Reproduce each of the lines below character for character, with nothing added, dropped, or reordered.

- _SUPPLIED MATERIAL_
:::
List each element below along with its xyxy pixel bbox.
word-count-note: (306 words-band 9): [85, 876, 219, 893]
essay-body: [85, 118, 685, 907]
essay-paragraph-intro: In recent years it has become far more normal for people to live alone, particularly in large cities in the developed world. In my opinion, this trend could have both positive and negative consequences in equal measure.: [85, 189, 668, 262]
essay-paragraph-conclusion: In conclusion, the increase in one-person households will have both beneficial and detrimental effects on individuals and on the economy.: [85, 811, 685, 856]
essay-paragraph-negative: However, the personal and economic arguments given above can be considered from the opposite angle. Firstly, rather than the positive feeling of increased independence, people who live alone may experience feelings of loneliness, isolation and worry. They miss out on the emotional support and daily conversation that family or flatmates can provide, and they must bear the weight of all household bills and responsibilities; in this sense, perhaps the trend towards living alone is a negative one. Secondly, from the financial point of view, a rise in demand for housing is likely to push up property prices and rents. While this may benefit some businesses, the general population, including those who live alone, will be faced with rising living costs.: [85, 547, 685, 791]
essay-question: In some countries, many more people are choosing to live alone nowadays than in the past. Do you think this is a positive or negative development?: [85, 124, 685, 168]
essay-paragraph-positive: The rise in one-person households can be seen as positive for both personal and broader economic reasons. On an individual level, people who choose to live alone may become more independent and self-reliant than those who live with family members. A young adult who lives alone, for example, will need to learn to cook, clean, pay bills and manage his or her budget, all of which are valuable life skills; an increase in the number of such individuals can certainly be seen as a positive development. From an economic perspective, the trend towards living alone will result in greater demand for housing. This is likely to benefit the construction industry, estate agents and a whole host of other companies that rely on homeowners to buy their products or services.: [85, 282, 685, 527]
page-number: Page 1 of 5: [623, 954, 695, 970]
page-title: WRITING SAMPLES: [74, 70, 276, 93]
:::
- _RESULT_
List each element below along with its xyxy pixel bbox.
word-count-note: (306 words-band 9): [85, 876, 219, 893]
essay-body: [85, 118, 685, 907]
essay-paragraph-intro: In recent years it has become far more normal for people to live alone, particularly in large cities in the developed world. In my opinion, this trend could have both positive and negative consequences in equal measure.: [85, 189, 668, 262]
essay-paragraph-conclusion: In conclusion, the increase in one-person households will have both beneficial and detrimental effects on individuals and on the economy.: [85, 811, 685, 856]
essay-paragraph-negative: However, the personal and economic arguments given above can be considered from the opposite angle. Firstly, rather than the positive feeling of increased independence, people who live alone may experience feelings of loneliness, isolation and worry. They miss out on the emotional support and daily conversation that family or flatmates can provide, and they must bear the weight of all household bills and responsibilities; in this sense, perhaps the trend towards living alone is a negative one. Secondly, from the financial point of view, a rise in demand for housing is likely to push up property prices and rents. While this may benefit some businesses, the general population, including those who live alone, will be faced with rising living costs.: [85, 547, 685, 791]
essay-question: In some countries, many more people are choosing to live alone nowadays than in the past. Do you think this is a positive or negative development?: [85, 124, 685, 168]
essay-paragraph-positive: The rise in one-person households can be seen as positive for both personal and broader economic reasons. On an individual level, people who choose to live alone may become more independent and self-reliant than those who live with family members. A young adult who lives alone, for example, will need to learn to cook, clean, pay bills and manage his or her budget, all of which are valuable life skills; an increase in the number of such individuals can certainly be seen as a positive development. From an economic perspective, the trend towards living alone will result in greater demand for housing. This is likely to benefit the construction industry, estate agents and a whole host of other companies that rely on homeowners to buy their products or services.: [85, 282, 685, 527]
page-number: Page 1 of 5: [623, 954, 695, 970]
page-title: WRITING SAMPLES: [74, 70, 276, 93]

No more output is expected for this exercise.